++++ Data for the task

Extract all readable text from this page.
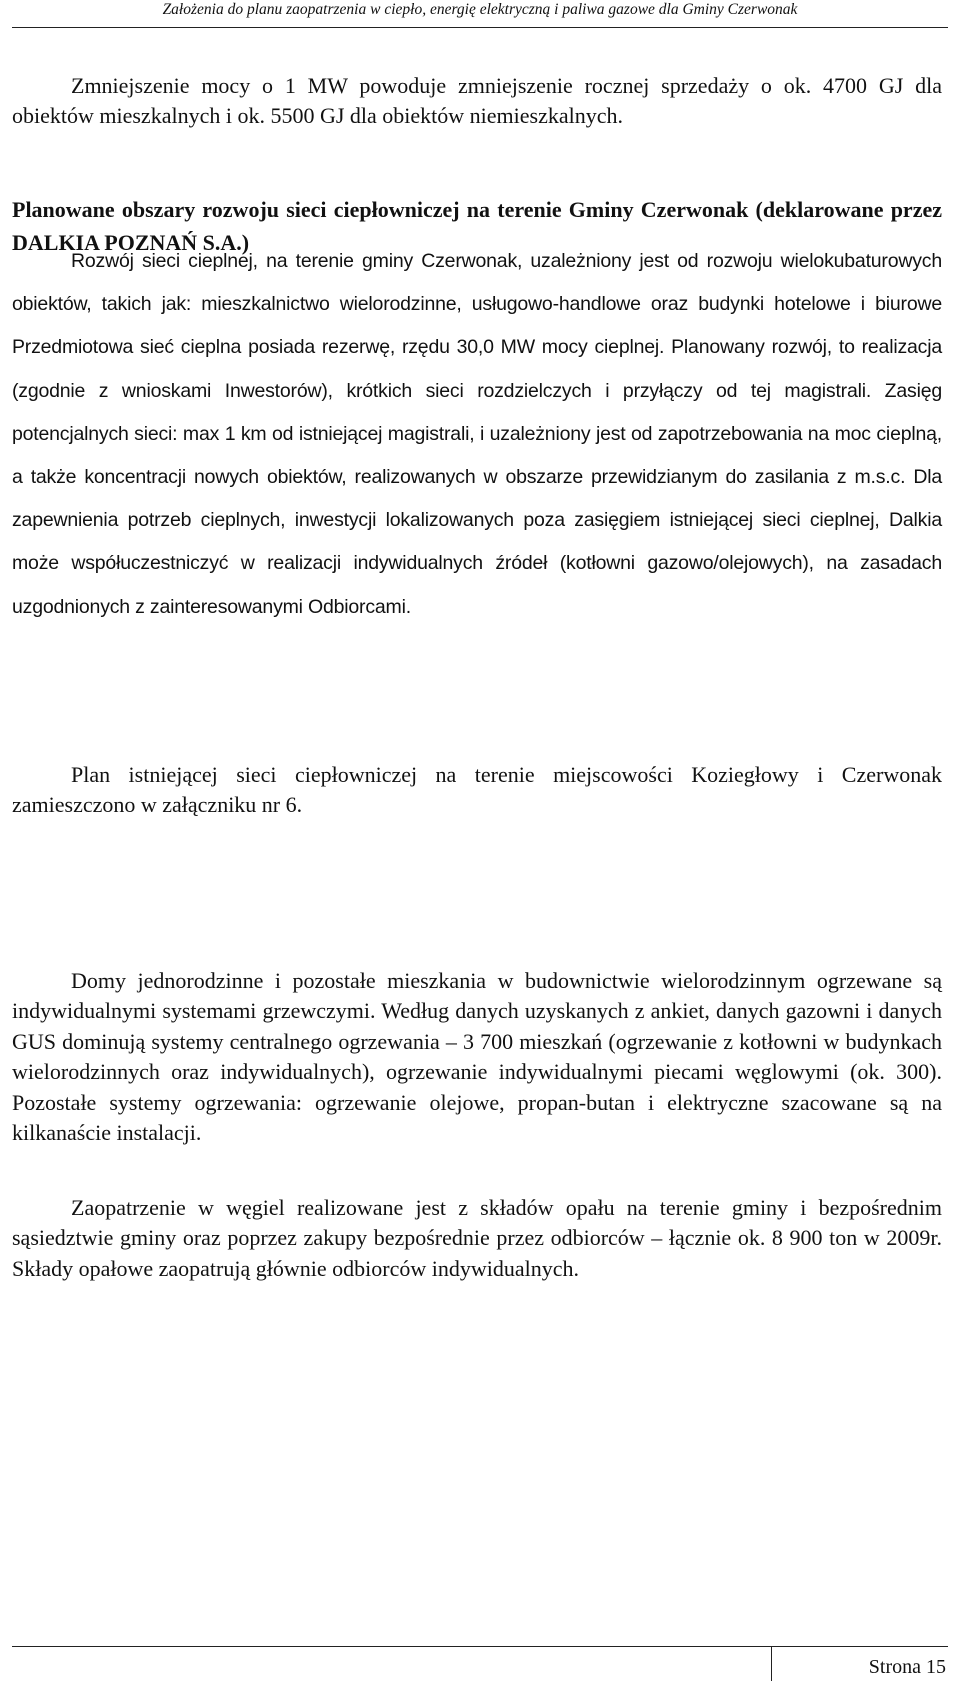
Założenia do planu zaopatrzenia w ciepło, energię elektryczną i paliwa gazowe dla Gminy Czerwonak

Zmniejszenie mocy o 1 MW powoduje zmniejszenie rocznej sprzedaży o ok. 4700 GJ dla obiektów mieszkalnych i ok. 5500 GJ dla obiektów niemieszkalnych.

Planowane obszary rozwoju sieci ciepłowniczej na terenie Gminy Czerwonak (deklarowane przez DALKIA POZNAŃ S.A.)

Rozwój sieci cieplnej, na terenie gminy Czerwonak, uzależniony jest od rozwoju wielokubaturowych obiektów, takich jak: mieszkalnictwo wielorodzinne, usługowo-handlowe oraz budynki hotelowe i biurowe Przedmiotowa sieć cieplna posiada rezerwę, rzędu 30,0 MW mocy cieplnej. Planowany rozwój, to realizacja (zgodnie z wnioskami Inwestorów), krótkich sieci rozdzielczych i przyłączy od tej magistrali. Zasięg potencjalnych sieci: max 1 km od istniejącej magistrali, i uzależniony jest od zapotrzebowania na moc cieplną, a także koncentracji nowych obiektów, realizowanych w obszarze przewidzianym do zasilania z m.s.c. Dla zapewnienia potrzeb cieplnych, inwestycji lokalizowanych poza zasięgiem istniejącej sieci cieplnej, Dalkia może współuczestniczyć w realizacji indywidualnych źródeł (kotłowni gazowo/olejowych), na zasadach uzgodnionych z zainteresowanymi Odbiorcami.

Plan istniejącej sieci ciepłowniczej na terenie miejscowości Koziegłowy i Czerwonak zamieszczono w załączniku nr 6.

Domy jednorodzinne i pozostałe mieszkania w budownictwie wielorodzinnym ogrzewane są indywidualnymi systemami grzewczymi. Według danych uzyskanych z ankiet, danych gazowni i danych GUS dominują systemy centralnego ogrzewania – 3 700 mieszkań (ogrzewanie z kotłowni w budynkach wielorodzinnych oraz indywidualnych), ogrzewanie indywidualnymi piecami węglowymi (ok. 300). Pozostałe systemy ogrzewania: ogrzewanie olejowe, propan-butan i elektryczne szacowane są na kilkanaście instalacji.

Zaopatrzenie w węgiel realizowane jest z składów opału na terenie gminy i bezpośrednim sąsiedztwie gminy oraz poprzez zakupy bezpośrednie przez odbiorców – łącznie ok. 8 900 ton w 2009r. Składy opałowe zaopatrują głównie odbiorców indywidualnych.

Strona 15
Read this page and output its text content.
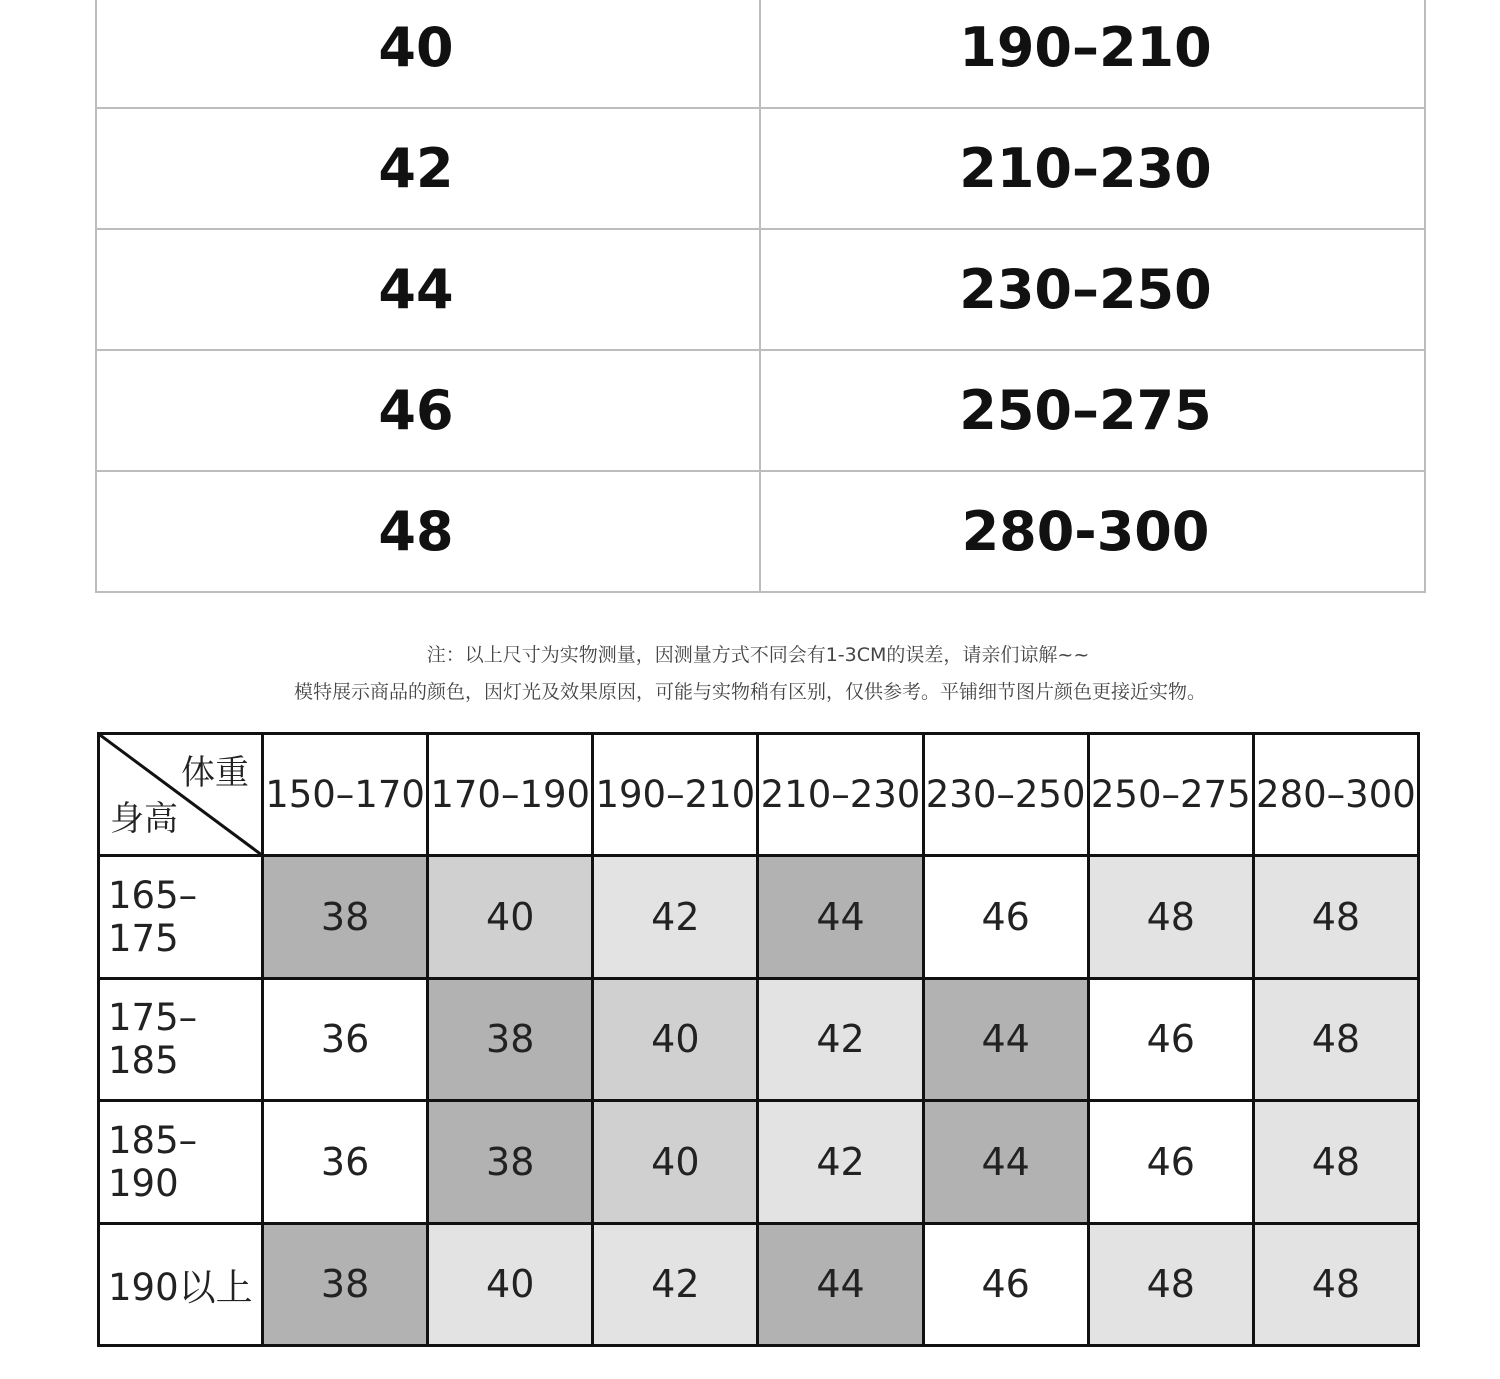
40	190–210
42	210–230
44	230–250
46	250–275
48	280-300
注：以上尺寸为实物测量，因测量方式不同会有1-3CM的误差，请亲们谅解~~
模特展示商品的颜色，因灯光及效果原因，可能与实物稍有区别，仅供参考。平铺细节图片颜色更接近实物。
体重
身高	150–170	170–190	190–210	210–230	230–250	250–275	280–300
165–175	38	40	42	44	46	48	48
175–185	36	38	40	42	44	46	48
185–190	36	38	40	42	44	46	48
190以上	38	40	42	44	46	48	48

++++++++

• [Set task] Copy out each line of the records where the string "page" appears.

• [Response to the task]
Extract all readable text from this page.
Read this page and output its text content.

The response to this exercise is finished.